[Begin Extracted records]

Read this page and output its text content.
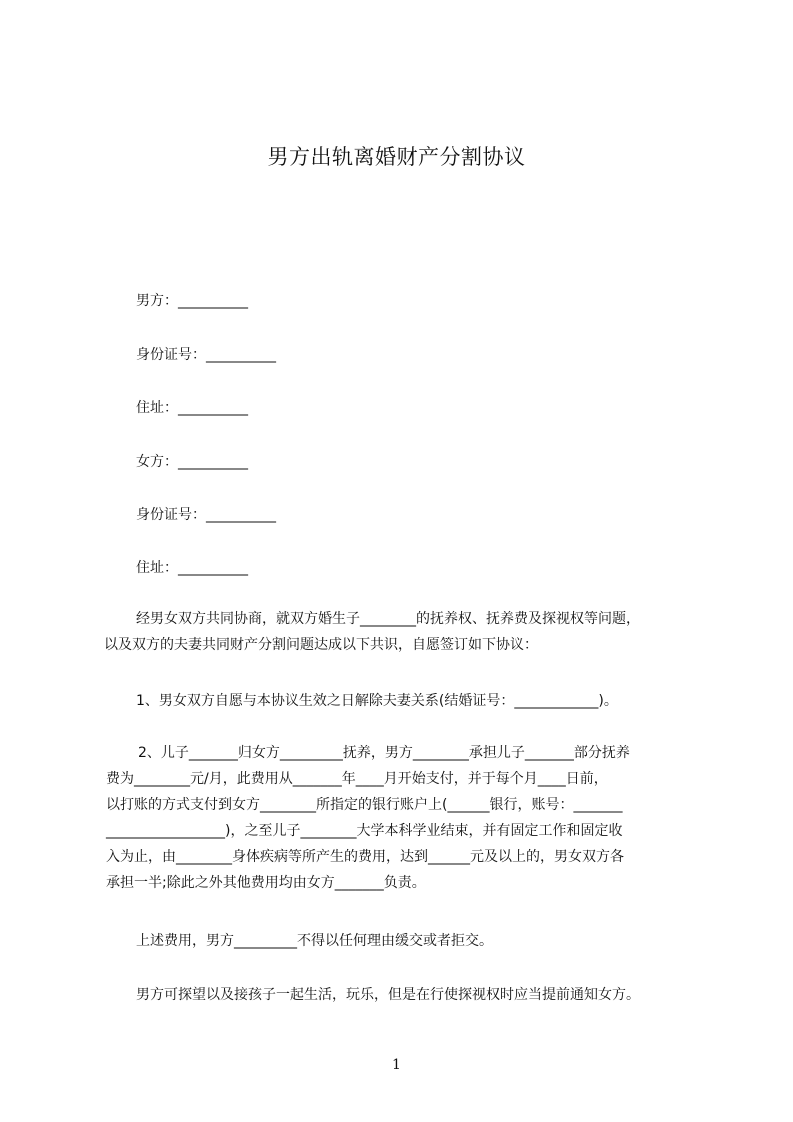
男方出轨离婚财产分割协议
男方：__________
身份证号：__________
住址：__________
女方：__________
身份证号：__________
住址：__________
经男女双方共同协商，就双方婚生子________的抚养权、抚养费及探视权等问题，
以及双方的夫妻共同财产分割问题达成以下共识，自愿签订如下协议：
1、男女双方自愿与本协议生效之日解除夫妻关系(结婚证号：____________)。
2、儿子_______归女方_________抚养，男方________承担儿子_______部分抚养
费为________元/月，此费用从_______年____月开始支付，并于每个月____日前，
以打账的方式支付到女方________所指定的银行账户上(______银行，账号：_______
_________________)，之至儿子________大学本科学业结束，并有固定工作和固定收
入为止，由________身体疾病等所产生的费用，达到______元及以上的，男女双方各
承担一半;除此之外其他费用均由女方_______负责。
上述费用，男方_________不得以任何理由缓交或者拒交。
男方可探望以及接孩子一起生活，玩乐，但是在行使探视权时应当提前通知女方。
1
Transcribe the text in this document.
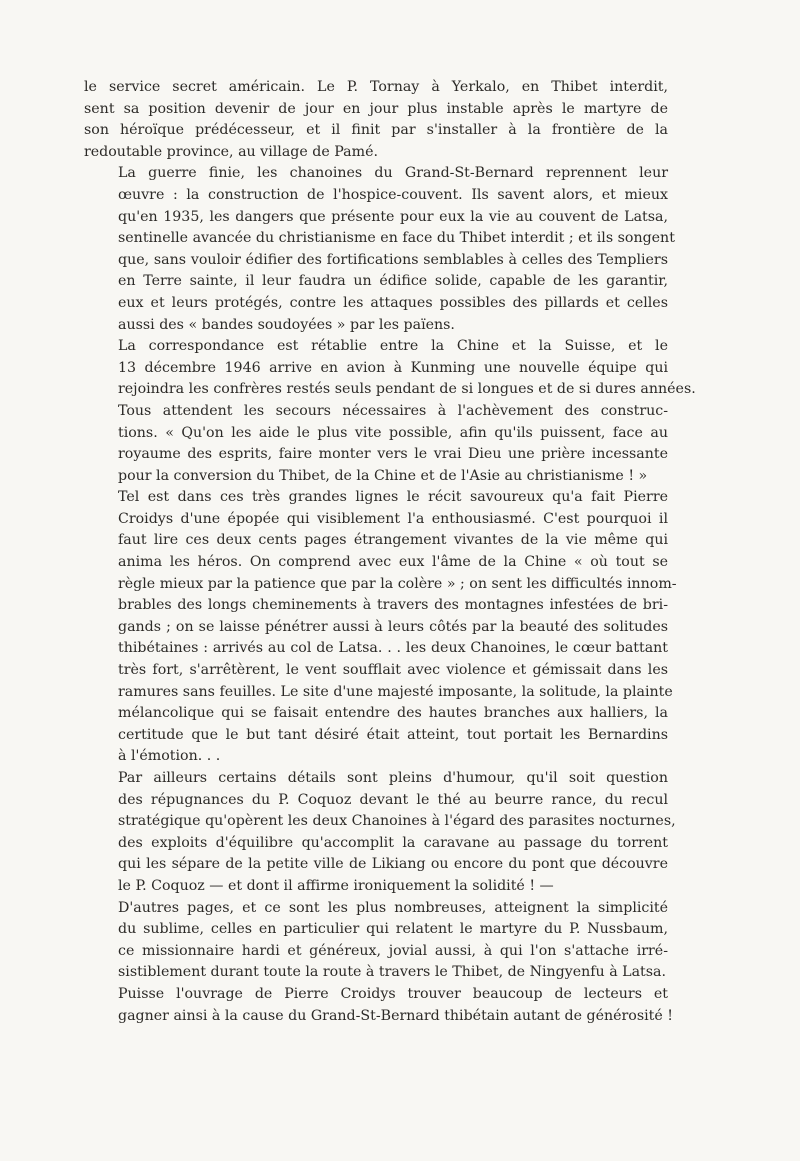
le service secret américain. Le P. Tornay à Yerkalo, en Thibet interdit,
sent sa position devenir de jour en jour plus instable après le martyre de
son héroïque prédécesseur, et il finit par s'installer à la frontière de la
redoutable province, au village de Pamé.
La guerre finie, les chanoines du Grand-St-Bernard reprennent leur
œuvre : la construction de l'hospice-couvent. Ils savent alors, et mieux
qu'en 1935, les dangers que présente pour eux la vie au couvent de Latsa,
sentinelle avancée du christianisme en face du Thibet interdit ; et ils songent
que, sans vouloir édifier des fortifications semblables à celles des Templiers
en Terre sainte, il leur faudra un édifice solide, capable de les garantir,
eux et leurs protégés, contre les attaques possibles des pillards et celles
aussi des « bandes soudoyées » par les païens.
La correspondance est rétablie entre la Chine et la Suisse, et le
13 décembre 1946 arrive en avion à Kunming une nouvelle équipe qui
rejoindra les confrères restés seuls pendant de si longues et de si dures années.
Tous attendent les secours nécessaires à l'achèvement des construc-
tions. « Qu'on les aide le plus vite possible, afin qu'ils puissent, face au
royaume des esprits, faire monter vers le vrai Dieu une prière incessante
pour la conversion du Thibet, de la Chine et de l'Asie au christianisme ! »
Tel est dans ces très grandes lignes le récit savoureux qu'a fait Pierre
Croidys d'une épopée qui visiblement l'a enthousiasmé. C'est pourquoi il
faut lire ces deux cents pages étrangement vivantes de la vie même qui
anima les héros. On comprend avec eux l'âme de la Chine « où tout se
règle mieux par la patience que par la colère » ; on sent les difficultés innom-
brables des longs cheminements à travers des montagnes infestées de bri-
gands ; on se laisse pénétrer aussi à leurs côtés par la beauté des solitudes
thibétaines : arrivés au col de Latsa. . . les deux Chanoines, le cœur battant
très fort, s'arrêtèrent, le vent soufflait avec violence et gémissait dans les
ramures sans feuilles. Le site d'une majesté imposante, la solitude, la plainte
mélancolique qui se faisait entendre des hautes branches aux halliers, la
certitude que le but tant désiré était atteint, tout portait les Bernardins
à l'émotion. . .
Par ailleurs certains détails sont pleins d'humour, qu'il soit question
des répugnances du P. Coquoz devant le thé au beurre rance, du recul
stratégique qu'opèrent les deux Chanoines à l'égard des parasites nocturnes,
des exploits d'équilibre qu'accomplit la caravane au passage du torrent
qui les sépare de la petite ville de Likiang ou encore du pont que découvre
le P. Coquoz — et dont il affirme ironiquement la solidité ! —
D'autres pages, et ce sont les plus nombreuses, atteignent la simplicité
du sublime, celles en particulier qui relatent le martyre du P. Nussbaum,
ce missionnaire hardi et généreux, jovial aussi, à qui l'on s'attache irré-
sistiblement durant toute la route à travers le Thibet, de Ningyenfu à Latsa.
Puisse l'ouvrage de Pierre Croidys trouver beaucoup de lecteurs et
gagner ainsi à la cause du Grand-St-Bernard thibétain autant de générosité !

[End Extracted records]
[Begin Extracted records]

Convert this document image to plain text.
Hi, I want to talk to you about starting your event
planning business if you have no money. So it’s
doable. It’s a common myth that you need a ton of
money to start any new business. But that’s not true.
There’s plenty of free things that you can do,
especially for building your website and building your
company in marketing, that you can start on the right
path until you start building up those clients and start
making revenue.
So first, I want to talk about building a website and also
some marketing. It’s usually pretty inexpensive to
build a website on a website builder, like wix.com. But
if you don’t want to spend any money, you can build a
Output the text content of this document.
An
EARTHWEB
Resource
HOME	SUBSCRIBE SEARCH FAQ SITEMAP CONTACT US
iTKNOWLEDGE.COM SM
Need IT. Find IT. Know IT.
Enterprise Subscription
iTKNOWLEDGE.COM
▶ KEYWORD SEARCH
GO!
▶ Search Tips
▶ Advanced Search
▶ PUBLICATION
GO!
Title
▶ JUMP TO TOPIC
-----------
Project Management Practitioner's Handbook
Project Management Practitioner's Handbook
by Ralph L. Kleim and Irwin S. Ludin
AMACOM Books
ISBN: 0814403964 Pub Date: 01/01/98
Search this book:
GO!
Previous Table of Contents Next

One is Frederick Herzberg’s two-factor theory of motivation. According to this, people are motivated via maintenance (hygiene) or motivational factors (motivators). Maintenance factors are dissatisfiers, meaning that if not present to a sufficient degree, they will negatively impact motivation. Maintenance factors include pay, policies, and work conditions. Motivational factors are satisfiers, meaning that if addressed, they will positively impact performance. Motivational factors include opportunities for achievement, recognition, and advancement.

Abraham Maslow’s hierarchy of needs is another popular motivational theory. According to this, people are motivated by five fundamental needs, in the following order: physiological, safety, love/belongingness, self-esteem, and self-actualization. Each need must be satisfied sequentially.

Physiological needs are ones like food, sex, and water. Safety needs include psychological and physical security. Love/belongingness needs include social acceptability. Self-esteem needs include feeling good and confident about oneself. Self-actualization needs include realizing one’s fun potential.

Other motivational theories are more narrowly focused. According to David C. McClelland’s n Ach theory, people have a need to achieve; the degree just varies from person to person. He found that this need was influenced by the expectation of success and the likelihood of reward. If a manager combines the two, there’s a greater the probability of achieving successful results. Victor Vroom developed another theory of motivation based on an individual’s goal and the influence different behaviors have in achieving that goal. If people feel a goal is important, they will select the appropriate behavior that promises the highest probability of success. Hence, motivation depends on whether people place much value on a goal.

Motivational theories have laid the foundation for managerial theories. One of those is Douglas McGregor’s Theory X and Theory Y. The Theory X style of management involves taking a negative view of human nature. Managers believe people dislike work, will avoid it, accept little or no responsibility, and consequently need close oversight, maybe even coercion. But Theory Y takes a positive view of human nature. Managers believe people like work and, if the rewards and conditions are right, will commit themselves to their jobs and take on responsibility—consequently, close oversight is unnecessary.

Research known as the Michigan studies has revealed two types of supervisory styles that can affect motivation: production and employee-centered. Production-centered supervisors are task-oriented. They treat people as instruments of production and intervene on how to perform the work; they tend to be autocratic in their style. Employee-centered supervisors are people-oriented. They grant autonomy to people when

[End Extracted records]
[Begin Extracted records]

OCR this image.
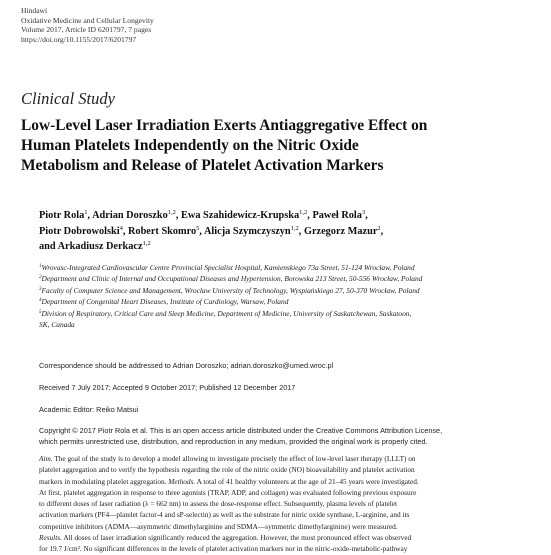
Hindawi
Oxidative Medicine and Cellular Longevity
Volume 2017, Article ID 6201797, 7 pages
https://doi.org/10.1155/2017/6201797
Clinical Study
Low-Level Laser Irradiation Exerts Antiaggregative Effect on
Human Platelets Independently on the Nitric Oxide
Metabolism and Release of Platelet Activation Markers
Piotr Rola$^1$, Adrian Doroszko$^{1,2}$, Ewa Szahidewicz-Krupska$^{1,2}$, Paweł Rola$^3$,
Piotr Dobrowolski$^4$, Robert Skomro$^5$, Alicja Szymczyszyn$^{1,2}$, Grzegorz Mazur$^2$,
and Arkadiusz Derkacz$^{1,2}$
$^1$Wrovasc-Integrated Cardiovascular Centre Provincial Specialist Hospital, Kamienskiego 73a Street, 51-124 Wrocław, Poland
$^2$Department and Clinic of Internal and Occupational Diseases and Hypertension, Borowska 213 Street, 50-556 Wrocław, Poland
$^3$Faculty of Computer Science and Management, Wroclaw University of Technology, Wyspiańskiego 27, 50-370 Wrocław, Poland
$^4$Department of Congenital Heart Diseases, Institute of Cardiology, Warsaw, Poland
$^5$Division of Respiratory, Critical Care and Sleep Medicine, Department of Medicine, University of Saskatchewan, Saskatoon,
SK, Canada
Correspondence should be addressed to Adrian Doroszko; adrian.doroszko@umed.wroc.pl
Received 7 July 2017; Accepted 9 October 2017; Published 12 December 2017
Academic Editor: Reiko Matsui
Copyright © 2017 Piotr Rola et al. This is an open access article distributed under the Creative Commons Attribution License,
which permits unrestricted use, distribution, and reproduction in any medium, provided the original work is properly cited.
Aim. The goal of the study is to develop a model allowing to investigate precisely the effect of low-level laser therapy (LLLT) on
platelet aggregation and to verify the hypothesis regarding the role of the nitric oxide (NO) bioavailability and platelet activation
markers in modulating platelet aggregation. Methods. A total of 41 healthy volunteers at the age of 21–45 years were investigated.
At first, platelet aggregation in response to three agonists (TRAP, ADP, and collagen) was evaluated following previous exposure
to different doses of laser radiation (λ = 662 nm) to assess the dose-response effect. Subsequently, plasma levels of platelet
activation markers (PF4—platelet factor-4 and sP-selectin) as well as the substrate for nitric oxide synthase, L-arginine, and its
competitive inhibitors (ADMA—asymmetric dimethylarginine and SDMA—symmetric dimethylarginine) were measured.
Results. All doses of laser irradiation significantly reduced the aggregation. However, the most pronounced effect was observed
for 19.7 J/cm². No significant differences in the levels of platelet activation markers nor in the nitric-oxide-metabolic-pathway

[End Extracted records]

▶ _Exercise_
From the entries above, list each line with "talk" in it.

▶ _Full solution_
Hi, I want to talk to you about starting your event
So first, I want to talk about building a website and also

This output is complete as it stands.